> _Problem to solve_
Give the material once more, word for word, without any images.

> _Extracted entries_
━━━━━━━━━━━━━━━━━━━━

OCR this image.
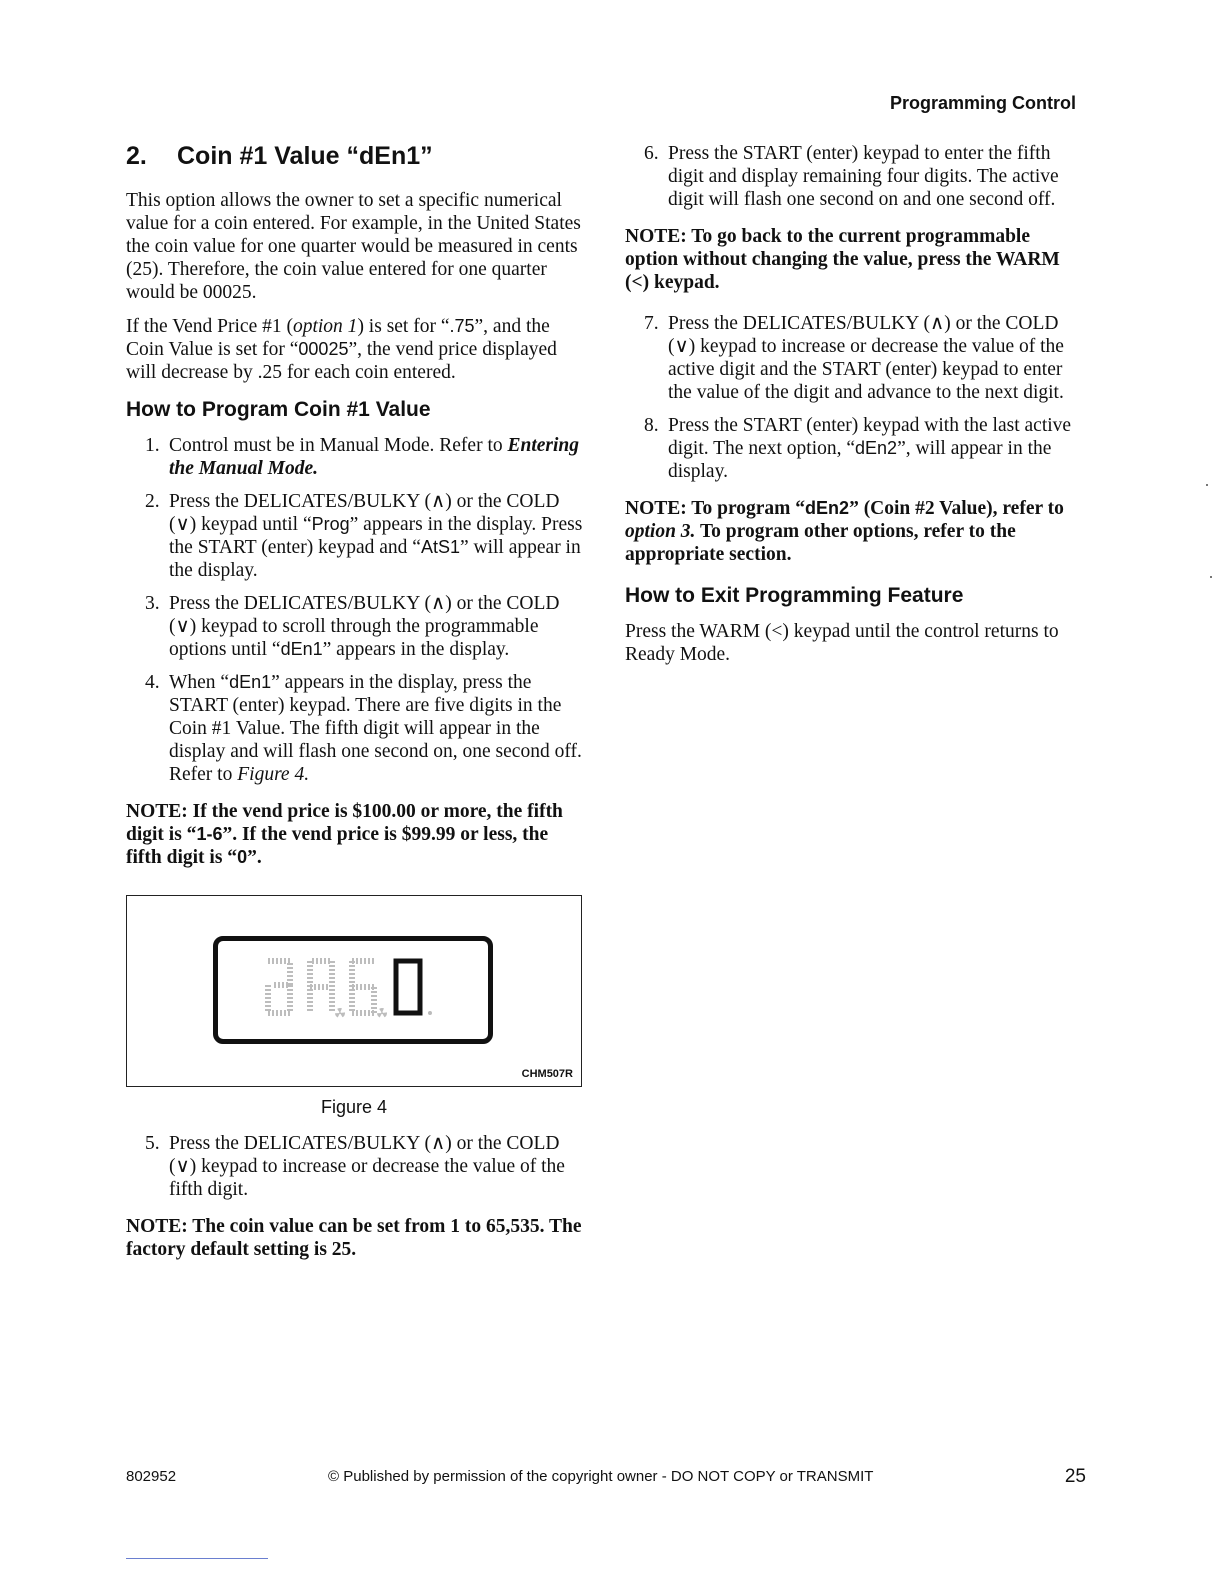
Programming Control
2.	Coin #1 Value “dEn1”

This option allows the owner to set a specific numerical value for a coin entered. For example, in the United States the coin value for one quarter would be measured in cents (25). Therefore, the coin value entered for one quarter would be 00025.

If the Vend Price #1 (option 1) is set for “.75”, and the Coin Value is set for “00025”, the vend price displayed will decrease by .25 for each coin entered.

How to Program Coin #1 Value
1. Control must be in Manual Mode. Refer to Entering the Manual Mode.
2. Press the DELICATES/BULKY (∧) or the COLD (∨) keypad until “Prog” appears in the display. Press the START (enter) keypad and “AtS1” will appear in the display.
3. Press the DELICATES/BULKY (∧) or the COLD (∨) keypad to scroll through the programmable options until “dEn1” appears in the display.
4. When “dEn1” appears in the display, press the START (enter) keypad. There are five digits in the Coin #1 Value. The fifth digit will appear in the display and will flash one second on, one second off. Refer to Figure 4.

NOTE: If the vend price is $100.00 or more, the fifth digit is “1-6”. If the vend price is $99.99 or less, the fifth digit is “0”.

CHM507R
Figure 4
5. Press the DELICATES/BULKY (∧) or the COLD (∨) keypad to increase or decrease the value of the fifth digit.

NOTE: The coin value can be set from 1 to 65,535. The factory default setting is 25.

6. Press the START (enter) keypad to enter the fifth digit and display remaining four digits. The active digit will flash one second on and one second off.

NOTE: To go back to the current programmable option without changing the value, press the WARM (<) keypad.

7. Press the DELICATES/BULKY (∧) or the COLD (∨) keypad to increase or decrease the value of the active digit and the START (enter) keypad to enter the value of the digit and advance to the next digit.
8. Press the START (enter) keypad with the last active digit. The next option, “dEn2”, will appear in the display.

NOTE: To program “dEn2” (Coin #2 Value), refer to option 3. To program other options, refer to the appropriate section.

How to Exit Programming Feature

Press the WARM (<) keypad until the control returns to Ready Mode.

802952	© Published by permission of the copyright owner - DO NOT COPY or TRANSMIT	25
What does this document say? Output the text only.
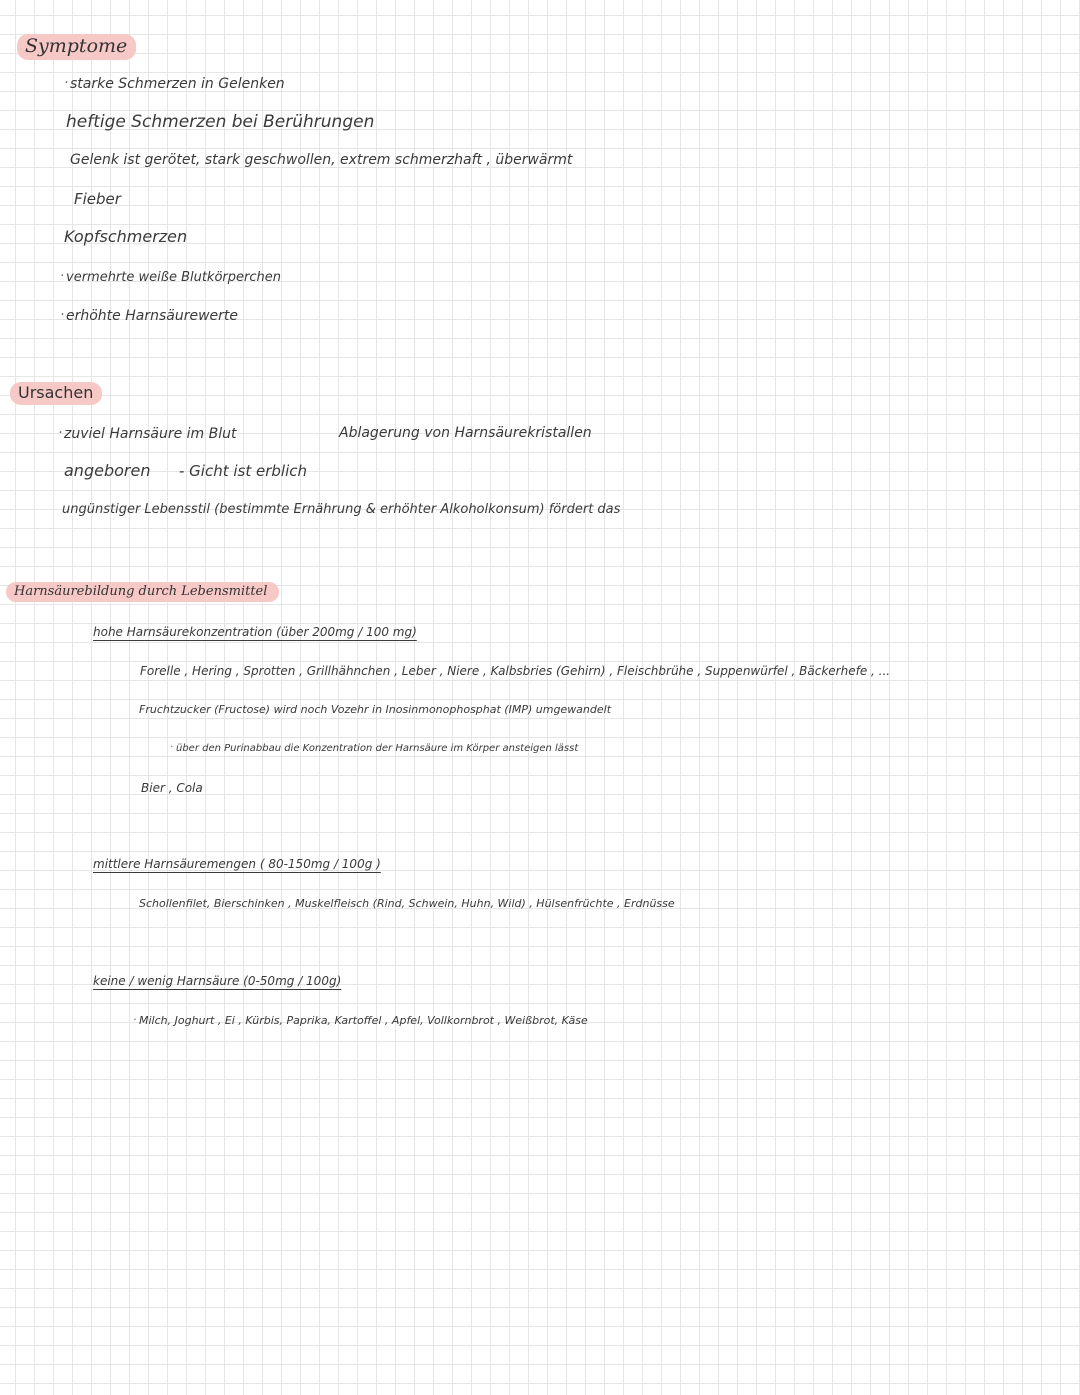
Symptome
· starke Schmerzen in Gelenken
heftige Schmerzen bei Berührungen
Gelenk ist gerötet, stark geschwollen, extrem schmerzhaft , überwärmt
Fieber
Kopfschmerzen
· vermehrte weiße Blutkörperchen
· erhöhte Harnsäurewerte
Ursachen
· zuviel Harnsäure im Blut	Ablagerung von Harnsäurekristallen
angeboren - Gicht ist erblich
ungünstiger Lebensstil (bestimmte Ernährung & erhöhter Alkoholkonsum) fördert das
Harnsäurebildung durch Lebensmittel
hohe Harnsäurekonzentration (über 200mg / 100 mg)
Forelle , Hering , Sprotten , Grillhähnchen , Leber , Niere , Kalbsbries (Gehirn) , Fleischbrühe , Suppenwürfel , Bäckerhefe , ...
Fruchtzucker (Fructose) wird noch Vozehr in Inosinmonophosphat (IMP) umgewandelt
· über den Purinabbau die Konzentration der Harnsäure im Körper ansteigen lässt
Bier , Cola
mittlere Harnsäuremengen ( 80-150mg / 100g )
Schollenfilet, Bierschinken , Muskelfleisch (Rind, Schwein, Huhn, Wild) , Hülsenfrüchte , Erdnüsse
keine / wenig Harnsäure (0-50mg / 100g)
· Milch, Joghurt , Ei , Kürbis, Paprika, Kartoffel , Apfel, Vollkornbrot , Weißbrot, Käse
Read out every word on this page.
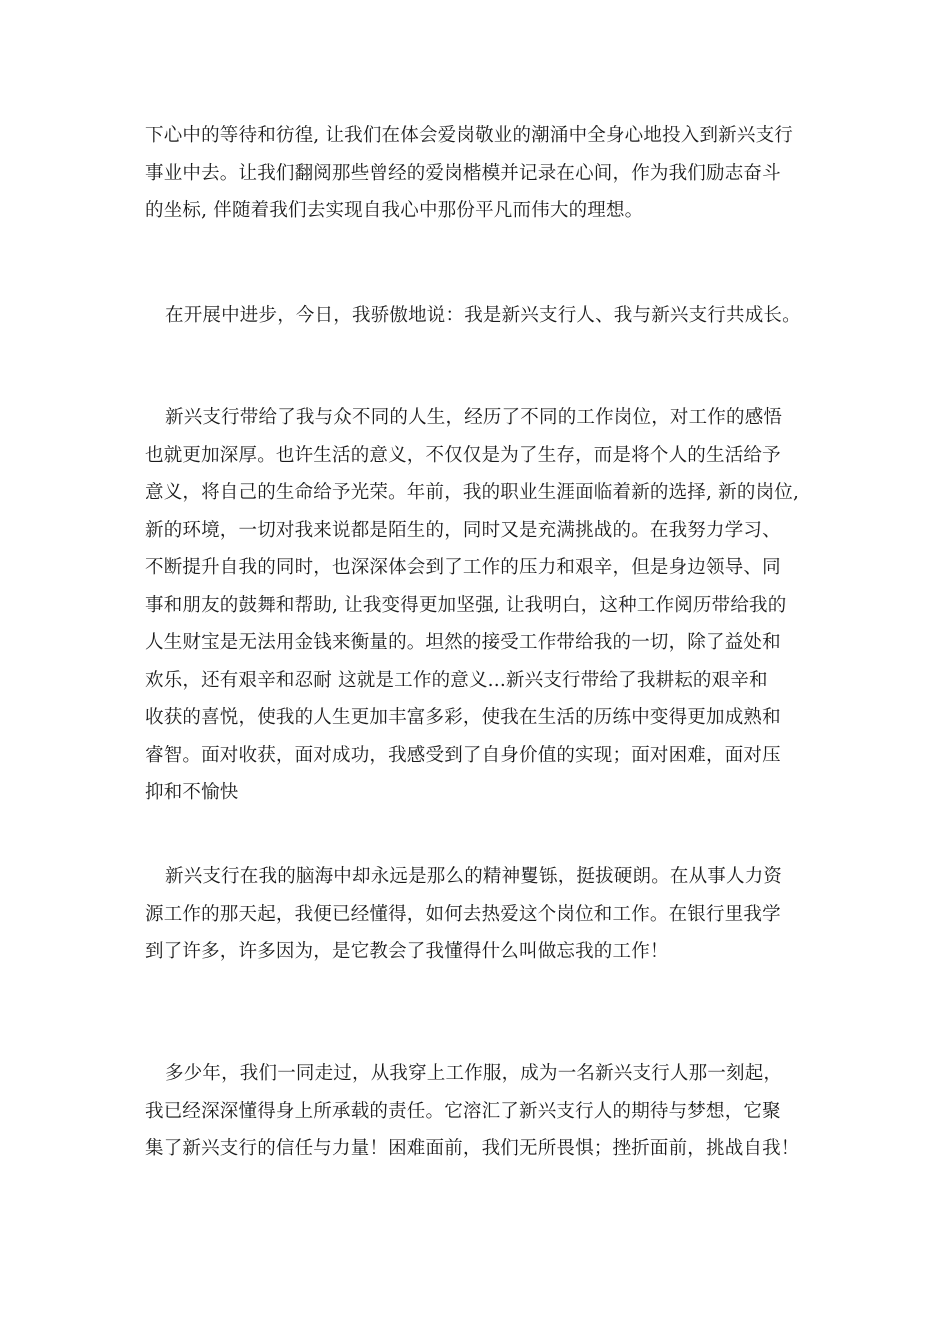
下心中的等待和彷徨, 让我们在体会爱岗敬业的潮涌中全身心地投入到新兴支行
事业中去。让我们翻阅那些曾经的爱岗楷模并记录在心间，作为我们励志奋斗
的坐标, 伴随着我们去实现自我心中那份平凡而伟大的理想。
在开展中进步，今日，我骄傲地说：我是新兴支行人、我与新兴支行共成长。
新兴支行带给了我与众不同的人生，经历了不同的工作岗位，对工作的感悟
也就更加深厚。也许生活的意义，不仅仅是为了生存，而是将个人的生活给予
意义，将自己的生命给予光荣。年前，我的职业生涯面临着新的选择, 新的岗位,
新的环境，一切对我来说都是陌生的，同时又是充满挑战的。在我努力学习、
不断提升自我的同时，也深深体会到了工作的压力和艰辛，但是身边领导、同
事和朋友的鼓舞和帮助, 让我变得更加坚强, 让我明白，这种工作阅历带给我的
人生财宝是无法用金钱来衡量的。坦然的接受工作带给我的一切，除了益处和
欢乐，还有艰辛和忍耐 这就是工作的意义...新兴支行带给了我耕耘的艰辛和
收获的喜悦，使我的人生更加丰富多彩，使我在生活的历练中变得更加成熟和
睿智。面对收获，面对成功，我感受到了自身价值的实现；面对困难，面对压
抑和不愉快
新兴支行在我的脑海中却永远是那么的精神矍铄，挺拔硬朗。在从事人力资
源工作的那天起，我便已经懂得，如何去热爱这个岗位和工作。在银行里我学
到了许多，许多因为，是它教会了我懂得什么叫做忘我的工作！
多少年，我们一同走过，从我穿上工作服，成为一名新兴支行人那一刻起，
我已经深深懂得身上所承载的责任。它溶汇了新兴支行人的期待与梦想，它聚
集了新兴支行的信任与力量！困难面前，我们无所畏惧；挫折面前，挑战自我！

━━━━━━━━━━━━━━━━━━━━

> _Worked answer_
OCR this image.
Programming Control
2.	Coin #1 Value “dEn1”

This option allows the owner to set a specific numerical value for a coin entered. For example, in the United States the coin value for one quarter would be measured in cents (25). Therefore, the coin value entered for one quarter would be 00025.

If the Vend Price #1 (option 1) is set for “.75”, and the Coin Value is set for “00025”, the vend price displayed will decrease by .25 for each coin entered.

How to Program Coin #1 Value
1. Control must be in Manual Mode. Refer to Entering the Manual Mode.
2. Press the DELICATES/BULKY (∧) or the COLD (∨) keypad until “Prog” appears in the display. Press the START (enter) keypad and “AtS1” will appear in the display.
3. Press the DELICATES/BULKY (∧) or the COLD (∨) keypad to scroll through the programmable options until “dEn1” appears in the display.
4. When “dEn1” appears in the display, press the START (enter) keypad. There are five digits in the Coin #1 Value. The fifth digit will appear in the display and will flash one second on, one second off. Refer to Figure 4.

NOTE: If the vend price is $100.00 or more, the fifth digit is “1-6”. If the vend price is $99.99 or less, the fifth digit is “0”.

CHM507R
Figure 4
5. Press the DELICATES/BULKY (∧) or the COLD (∨) keypad to increase or decrease the value of the fifth digit.

NOTE: The coin value can be set from 1 to 65,535. The factory default setting is 25.

6. Press the START (enter) keypad to enter the fifth digit and display remaining four digits. The active digit will flash one second on and one second off.

NOTE: To go back to the current programmable option without changing the value, press the WARM (<) keypad.

7. Press the DELICATES/BULKY (∧) or the COLD (∨) keypad to increase or decrease the value of the active digit and the START (enter) keypad to enter the value of the digit and advance to the next digit.
8. Press the START (enter) keypad with the last active digit. The next option, “dEn2”, will appear in the display.

NOTE: To program “dEn2” (Coin #2 Value), refer to option 3. To program other options, refer to the appropriate section.

How to Exit Programming Feature

Press the WARM (<) keypad until the control returns to Ready Mode.

802952	© Published by permission of the copyright owner - DO NOT COPY or TRANSMIT	25
What does this document say? Output the text only.
Symptome
· starke Schmerzen in Gelenken
heftige Schmerzen bei Berührungen
Gelenk ist gerötet, stark geschwollen, extrem schmerzhaft , überwärmt
Fieber
Kopfschmerzen
· vermehrte weiße Blutkörperchen
· erhöhte Harnsäurewerte
Ursachen
· zuviel Harnsäure im Blut	Ablagerung von Harnsäurekristallen
angeboren - Gicht ist erblich
ungünstiger Lebensstil (bestimmte Ernährung & erhöhter Alkoholkonsum) fördert das
Harnsäurebildung durch Lebensmittel
hohe Harnsäurekonzentration (über 200mg / 100 mg)
Forelle , Hering , Sprotten , Grillhähnchen , Leber , Niere , Kalbsbries (Gehirn) , Fleischbrühe , Suppenwürfel , Bäckerhefe , ...
Fruchtzucker (Fructose) wird noch Vozehr in Inosinmonophosphat (IMP) umgewandelt
· über den Purinabbau die Konzentration der Harnsäure im Körper ansteigen lässt
Bier , Cola
mittlere Harnsäuremengen ( 80-150mg / 100g )
Schollenfilet, Bierschinken , Muskelfleisch (Rind, Schwein, Huhn, Wild) , Hülsenfrüchte , Erdnüsse
keine / wenig Harnsäure (0-50mg / 100g)
· Milch, Joghurt , Ei , Kürbis, Paprika, Kartoffel , Apfel, Vollkornbrot , Weißbrot, Käse
Read out every word on this page.
下心中的等待和彷徨, 让我们在体会爱岗敬业的潮涌中全身心地投入到新兴支行
事业中去。让我们翻阅那些曾经的爱岗楷模并记录在心间，作为我们励志奋斗
的坐标, 伴随着我们去实现自我心中那份平凡而伟大的理想。
在开展中进步，今日，我骄傲地说：我是新兴支行人、我与新兴支行共成长。
新兴支行带给了我与众不同的人生，经历了不同的工作岗位，对工作的感悟
也就更加深厚。也许生活的意义，不仅仅是为了生存，而是将个人的生活给予
意义，将自己的生命给予光荣。年前，我的职业生涯面临着新的选择, 新的岗位,
新的环境，一切对我来说都是陌生的，同时又是充满挑战的。在我努力学习、
不断提升自我的同时，也深深体会到了工作的压力和艰辛，但是身边领导、同
事和朋友的鼓舞和帮助, 让我变得更加坚强, 让我明白，这种工作阅历带给我的
人生财宝是无法用金钱来衡量的。坦然的接受工作带给我的一切，除了益处和
欢乐，还有艰辛和忍耐 这就是工作的意义...新兴支行带给了我耕耘的艰辛和
收获的喜悦，使我的人生更加丰富多彩，使我在生活的历练中变得更加成熟和
睿智。面对收获，面对成功，我感受到了自身价值的实现；面对困难，面对压
抑和不愉快
新兴支行在我的脑海中却永远是那么的精神矍铄，挺拔硬朗。在从事人力资
源工作的那天起，我便已经懂得，如何去热爱这个岗位和工作。在银行里我学
到了许多，许多因为，是它教会了我懂得什么叫做忘我的工作！
多少年，我们一同走过，从我穿上工作服，成为一名新兴支行人那一刻起，
我已经深深懂得身上所承载的责任。它溶汇了新兴支行人的期待与梦想，它聚
集了新兴支行的信任与力量！困难面前，我们无所畏惧；挫折面前，挑战自我！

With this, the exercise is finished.